_Given task:_ Copy out each line that mentions the word "from".

_Data lines:_

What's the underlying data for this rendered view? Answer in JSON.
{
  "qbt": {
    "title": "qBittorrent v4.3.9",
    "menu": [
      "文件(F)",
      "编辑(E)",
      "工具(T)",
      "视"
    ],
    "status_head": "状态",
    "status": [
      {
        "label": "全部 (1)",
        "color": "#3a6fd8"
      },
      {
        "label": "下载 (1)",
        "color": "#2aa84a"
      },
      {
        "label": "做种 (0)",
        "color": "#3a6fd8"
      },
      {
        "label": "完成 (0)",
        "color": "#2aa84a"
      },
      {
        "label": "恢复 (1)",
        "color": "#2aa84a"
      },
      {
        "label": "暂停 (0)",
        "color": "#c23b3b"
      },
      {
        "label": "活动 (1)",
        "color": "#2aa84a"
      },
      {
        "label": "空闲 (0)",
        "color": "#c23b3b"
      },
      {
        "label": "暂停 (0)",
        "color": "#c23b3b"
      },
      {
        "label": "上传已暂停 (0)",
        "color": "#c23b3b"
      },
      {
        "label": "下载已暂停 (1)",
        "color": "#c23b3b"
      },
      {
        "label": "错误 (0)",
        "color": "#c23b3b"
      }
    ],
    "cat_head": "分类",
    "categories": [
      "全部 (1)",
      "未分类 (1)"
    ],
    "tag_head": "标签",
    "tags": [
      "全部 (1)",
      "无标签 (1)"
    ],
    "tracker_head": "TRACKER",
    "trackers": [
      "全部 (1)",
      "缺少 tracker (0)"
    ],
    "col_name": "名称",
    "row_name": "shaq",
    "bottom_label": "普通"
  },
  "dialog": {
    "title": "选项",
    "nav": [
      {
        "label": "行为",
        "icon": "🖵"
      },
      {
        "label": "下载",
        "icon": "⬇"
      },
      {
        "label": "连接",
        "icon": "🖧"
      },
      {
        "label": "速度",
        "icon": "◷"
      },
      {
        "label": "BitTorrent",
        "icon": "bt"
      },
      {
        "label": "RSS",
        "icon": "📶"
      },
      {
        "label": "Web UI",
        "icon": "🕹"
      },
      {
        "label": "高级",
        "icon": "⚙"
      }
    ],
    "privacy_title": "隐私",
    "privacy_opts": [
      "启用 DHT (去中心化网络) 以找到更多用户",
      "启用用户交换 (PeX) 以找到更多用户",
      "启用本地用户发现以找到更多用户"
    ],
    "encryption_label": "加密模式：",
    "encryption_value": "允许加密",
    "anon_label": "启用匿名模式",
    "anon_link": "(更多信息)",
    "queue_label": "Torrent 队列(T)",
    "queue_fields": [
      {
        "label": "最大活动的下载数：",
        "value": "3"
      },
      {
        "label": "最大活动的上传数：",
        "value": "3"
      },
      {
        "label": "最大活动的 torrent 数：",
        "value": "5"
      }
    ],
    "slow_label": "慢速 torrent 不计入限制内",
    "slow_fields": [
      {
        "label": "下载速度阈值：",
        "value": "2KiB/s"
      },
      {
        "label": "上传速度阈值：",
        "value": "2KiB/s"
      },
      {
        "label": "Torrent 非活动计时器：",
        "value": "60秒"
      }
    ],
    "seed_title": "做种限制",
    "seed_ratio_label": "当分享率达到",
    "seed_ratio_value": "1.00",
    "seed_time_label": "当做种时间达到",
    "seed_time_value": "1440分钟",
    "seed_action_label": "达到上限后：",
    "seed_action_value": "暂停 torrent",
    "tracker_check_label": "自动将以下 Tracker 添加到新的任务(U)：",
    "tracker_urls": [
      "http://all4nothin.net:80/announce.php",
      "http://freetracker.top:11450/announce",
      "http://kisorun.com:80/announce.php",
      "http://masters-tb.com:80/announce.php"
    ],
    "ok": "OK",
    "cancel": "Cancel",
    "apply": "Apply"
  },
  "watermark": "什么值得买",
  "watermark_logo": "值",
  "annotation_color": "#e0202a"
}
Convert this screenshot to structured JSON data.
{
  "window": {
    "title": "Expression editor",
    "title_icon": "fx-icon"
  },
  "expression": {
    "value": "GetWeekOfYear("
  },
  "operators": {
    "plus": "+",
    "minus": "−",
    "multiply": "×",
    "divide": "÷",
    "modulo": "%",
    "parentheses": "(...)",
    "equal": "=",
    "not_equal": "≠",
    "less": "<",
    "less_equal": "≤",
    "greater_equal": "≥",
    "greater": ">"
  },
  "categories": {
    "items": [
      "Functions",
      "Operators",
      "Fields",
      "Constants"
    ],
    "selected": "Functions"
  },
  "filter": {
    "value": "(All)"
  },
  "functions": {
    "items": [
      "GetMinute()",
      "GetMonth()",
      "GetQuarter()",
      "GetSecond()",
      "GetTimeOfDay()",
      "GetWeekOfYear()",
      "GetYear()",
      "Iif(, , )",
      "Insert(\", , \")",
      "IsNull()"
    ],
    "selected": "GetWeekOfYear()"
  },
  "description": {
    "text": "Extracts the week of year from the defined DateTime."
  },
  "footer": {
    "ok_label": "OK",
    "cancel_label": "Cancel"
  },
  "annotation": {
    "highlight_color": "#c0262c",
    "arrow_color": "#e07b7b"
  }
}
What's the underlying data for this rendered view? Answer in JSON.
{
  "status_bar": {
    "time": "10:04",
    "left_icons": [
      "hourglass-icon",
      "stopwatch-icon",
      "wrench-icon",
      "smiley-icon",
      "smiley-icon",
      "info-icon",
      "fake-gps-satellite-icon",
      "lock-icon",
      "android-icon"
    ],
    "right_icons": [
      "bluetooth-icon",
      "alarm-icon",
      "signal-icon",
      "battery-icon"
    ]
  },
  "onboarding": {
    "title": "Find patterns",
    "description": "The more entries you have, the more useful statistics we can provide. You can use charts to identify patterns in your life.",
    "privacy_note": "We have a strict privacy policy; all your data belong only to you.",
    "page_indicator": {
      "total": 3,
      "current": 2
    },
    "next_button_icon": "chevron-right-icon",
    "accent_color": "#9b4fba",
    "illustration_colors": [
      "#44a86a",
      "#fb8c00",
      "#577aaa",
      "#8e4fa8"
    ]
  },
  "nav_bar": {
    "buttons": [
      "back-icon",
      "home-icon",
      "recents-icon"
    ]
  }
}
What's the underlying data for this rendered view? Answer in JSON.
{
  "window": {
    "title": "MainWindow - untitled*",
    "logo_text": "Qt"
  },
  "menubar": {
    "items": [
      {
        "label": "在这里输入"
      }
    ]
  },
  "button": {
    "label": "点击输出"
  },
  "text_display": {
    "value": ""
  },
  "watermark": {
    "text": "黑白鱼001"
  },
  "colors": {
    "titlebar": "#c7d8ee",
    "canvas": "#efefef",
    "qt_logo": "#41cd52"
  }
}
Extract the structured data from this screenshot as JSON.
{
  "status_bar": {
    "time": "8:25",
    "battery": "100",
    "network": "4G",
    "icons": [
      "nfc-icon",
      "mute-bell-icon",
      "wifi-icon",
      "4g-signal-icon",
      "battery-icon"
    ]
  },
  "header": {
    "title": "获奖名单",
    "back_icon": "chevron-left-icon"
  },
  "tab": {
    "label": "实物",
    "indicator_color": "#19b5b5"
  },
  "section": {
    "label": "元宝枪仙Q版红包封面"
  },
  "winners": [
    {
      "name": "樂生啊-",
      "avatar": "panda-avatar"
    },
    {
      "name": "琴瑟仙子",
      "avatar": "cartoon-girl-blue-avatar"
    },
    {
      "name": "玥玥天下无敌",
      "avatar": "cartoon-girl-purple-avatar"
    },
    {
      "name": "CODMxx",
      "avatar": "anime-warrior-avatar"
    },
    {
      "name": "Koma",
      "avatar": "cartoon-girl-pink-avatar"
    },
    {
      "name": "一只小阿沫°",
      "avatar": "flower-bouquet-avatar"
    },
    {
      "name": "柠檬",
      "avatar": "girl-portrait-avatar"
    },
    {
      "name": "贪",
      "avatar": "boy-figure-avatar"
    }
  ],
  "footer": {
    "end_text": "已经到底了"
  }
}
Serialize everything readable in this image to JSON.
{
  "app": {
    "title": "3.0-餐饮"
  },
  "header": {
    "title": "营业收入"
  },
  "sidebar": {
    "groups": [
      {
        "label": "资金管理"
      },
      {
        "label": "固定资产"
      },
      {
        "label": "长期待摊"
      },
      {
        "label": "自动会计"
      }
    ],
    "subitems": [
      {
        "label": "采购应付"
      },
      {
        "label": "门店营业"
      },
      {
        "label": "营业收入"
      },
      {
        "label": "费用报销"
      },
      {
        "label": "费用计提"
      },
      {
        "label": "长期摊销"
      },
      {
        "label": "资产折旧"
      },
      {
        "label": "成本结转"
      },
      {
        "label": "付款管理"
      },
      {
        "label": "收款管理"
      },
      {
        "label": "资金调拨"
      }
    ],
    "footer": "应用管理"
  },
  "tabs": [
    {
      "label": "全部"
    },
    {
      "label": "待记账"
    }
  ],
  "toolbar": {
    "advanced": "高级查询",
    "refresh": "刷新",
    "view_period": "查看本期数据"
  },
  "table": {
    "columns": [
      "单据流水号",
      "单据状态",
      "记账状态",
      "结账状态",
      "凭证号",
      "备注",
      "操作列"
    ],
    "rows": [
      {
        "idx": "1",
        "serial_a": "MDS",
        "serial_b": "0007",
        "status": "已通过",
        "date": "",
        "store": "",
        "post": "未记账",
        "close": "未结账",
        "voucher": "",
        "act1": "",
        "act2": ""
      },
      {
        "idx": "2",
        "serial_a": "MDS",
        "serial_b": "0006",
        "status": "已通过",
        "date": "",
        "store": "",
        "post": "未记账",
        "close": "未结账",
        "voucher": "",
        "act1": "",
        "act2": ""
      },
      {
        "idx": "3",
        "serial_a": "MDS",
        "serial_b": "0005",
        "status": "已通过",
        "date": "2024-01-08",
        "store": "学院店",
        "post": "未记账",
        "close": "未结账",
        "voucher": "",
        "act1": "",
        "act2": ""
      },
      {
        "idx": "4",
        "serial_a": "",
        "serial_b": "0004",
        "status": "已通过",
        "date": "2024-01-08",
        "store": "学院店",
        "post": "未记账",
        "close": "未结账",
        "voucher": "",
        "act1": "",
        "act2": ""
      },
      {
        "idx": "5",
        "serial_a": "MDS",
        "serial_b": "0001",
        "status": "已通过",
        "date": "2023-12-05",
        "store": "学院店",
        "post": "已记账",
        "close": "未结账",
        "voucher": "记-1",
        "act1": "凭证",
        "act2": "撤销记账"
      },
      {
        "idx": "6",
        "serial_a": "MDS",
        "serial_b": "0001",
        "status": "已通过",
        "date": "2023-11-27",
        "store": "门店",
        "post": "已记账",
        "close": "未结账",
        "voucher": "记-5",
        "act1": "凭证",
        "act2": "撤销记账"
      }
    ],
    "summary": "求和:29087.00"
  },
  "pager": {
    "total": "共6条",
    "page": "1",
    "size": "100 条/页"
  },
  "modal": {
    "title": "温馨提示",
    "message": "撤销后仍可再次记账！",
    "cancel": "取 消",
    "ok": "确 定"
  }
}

_Exercise response:_
    "text": "Extracts the week of year from the defined DateTime."
Extract the structured data from this screenshot as JSON.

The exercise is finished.